▶ [Given records]:
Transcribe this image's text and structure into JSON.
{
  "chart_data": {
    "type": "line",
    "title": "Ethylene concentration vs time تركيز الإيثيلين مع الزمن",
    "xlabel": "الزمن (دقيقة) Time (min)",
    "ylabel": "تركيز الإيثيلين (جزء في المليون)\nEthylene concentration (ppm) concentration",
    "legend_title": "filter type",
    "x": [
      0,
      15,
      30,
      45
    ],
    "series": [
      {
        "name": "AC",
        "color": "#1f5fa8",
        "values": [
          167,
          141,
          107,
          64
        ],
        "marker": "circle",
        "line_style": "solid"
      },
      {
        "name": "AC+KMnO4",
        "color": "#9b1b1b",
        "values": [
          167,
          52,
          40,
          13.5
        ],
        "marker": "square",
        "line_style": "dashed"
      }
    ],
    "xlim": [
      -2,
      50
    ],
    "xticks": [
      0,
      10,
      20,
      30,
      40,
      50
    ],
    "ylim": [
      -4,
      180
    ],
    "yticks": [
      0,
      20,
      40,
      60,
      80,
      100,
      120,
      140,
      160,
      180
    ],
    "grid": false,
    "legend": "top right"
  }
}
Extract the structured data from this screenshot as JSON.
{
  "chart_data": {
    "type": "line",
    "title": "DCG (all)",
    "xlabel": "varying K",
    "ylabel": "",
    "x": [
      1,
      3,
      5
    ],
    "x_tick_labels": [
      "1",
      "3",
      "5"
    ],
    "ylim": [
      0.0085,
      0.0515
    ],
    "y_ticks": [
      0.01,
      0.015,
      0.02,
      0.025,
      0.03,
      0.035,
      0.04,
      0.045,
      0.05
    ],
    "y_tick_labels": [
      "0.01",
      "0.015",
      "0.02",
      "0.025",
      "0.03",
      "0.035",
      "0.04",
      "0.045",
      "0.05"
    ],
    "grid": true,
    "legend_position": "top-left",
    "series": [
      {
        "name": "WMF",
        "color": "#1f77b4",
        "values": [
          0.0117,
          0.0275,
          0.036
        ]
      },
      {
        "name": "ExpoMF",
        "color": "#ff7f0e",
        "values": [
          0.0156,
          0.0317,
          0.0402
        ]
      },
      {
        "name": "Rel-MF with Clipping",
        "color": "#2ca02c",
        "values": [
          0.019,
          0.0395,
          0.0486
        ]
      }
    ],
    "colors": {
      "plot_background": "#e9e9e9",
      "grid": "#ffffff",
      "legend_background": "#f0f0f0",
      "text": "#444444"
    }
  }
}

▶ [Given instruction]: From the records given above, copy all lines containing "this".

▶ [Answer in full]:
Transcribe this image's text and structure into JSON.
Extract the structured data from this screenshot as JSON.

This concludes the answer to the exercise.